§ PASSAGE TO READ:
Make progress in English with regular daily practice
English in a Flash is hosted online at Renaissance Place, and can be accessed from any online school computer. Just 15 minutes of practice each day allows for significant progress to be made.
1. Build student vocabulary
English in a Flash helps students to build Basic Interpersonal Communication Skills (BICS) and vocabulary necessary for Cognitive Academic Language Proficiency (CALP).
Content-Area Vocabulary. Students learn the content-area vocabulary required for success in language, arts, maths, biology, chemistry, history and other subjects.
Conversational Vocabulary. Students learn conversational vocabulary that helps them communicate effectively with classmates and teachers.
2. Provide grammatical structure
Students learn grammatical structures the same way they learned them in their native languages—through meaningful exposure. Once students have learned the vocabulary in a lesson, those words are combined into short phrases, sentences and dialogues.
Students learn grammar and structure implicitly. Vocabulary words are taught in Lessons 1-3. Vocabulary words are placed in phrases and short sentences in Lesson 4, and sentences and dialogue in Lesson 5. This sequence provides comprehensible input that increases with staged progress.
3. Monitor vocabulary acquisition and progress
Several reports provide detailed and incisive information to aid progress monitoring. The progress of each individual student is recorded on a Student Record Report. This records the words, phrases and dialogue learned. A Class Progress report provides an overview of current work and shows how the class are improving so intervention can be made effectively. A Parent Report facilitates parental involvement in their child’s vocabulary progress.
4. Guide students to books of interest
AR BookFinder is a free online tool designed to help students, parents, teachers and librarians to find books based on vocabulary knowledge.

§ SOURCE MATERIAL:
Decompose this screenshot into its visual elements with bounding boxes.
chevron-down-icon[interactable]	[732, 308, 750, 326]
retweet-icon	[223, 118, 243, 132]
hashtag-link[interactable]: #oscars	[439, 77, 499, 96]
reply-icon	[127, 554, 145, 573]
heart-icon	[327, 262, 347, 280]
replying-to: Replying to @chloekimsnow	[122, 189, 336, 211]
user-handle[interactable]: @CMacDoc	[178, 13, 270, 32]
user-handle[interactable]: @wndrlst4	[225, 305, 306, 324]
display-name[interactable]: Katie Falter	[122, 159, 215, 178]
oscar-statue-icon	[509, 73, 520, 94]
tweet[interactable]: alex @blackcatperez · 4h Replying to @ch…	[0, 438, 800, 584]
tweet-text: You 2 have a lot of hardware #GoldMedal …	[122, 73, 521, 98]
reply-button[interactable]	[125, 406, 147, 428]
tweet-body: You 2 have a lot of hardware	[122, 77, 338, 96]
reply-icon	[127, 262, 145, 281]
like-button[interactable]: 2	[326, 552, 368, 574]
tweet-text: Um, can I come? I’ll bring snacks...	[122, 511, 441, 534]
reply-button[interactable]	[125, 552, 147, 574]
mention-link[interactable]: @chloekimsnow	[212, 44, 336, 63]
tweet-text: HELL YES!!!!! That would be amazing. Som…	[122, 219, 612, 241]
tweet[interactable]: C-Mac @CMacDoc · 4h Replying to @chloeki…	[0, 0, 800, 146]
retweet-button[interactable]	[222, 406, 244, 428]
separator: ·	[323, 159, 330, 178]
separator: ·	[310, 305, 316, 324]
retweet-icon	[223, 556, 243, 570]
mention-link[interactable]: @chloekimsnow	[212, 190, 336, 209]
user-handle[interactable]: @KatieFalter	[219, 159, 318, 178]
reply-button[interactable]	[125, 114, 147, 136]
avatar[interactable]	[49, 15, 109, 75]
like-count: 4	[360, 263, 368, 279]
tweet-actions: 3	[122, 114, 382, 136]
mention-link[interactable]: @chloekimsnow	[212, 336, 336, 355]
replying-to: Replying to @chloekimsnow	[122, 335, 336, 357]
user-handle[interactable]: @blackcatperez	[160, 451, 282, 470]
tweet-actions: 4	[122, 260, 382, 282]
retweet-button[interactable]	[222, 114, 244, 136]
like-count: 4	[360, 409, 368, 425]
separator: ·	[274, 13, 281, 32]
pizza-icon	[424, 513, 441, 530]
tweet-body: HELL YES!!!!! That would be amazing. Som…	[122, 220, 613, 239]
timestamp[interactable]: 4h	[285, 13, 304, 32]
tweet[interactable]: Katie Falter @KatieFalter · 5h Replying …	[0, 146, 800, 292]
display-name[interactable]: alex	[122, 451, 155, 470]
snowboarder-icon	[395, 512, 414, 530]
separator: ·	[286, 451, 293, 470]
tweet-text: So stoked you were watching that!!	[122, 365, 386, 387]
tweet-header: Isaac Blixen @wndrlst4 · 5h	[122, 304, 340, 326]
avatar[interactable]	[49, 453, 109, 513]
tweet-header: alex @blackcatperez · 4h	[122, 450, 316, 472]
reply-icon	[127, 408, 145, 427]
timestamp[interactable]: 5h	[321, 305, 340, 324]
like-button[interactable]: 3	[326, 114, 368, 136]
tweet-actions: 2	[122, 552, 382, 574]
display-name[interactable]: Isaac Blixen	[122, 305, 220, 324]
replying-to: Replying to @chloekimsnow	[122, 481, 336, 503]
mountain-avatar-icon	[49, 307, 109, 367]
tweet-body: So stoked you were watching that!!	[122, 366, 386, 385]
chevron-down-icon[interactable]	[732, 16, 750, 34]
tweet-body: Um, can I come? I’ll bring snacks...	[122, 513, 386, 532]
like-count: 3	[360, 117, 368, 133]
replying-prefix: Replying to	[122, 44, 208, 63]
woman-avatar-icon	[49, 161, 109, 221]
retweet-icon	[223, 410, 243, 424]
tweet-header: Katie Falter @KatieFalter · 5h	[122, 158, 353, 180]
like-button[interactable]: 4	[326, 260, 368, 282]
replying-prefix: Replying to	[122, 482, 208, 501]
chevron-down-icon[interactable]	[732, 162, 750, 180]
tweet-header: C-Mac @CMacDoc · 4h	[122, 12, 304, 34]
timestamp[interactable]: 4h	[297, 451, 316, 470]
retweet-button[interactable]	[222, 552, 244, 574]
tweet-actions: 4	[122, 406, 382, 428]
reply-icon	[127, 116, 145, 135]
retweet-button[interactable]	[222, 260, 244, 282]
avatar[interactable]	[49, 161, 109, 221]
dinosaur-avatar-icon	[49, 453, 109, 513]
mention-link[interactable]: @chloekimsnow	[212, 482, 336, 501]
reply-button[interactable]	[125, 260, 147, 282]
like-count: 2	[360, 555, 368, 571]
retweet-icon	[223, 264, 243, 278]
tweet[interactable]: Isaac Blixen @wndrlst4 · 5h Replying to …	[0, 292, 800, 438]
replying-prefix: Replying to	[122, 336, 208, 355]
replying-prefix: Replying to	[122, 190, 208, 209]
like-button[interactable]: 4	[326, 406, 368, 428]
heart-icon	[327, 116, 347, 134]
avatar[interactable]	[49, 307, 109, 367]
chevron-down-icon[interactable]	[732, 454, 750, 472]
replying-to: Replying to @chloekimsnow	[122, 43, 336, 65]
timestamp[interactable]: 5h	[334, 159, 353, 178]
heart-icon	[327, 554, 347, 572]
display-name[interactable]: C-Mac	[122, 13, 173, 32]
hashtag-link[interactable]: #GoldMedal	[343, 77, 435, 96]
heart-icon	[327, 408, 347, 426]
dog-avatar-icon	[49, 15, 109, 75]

§ TASK PROMPT: In the text about English in a Flash, which lesson first puts the vocabulary words into phrases and short sentences? The entries have nothing to do with the text about English in a Flash.

§ EXERCISE OUTPUT: Lesson 4 places the vocabulary words in phrases and short sentences.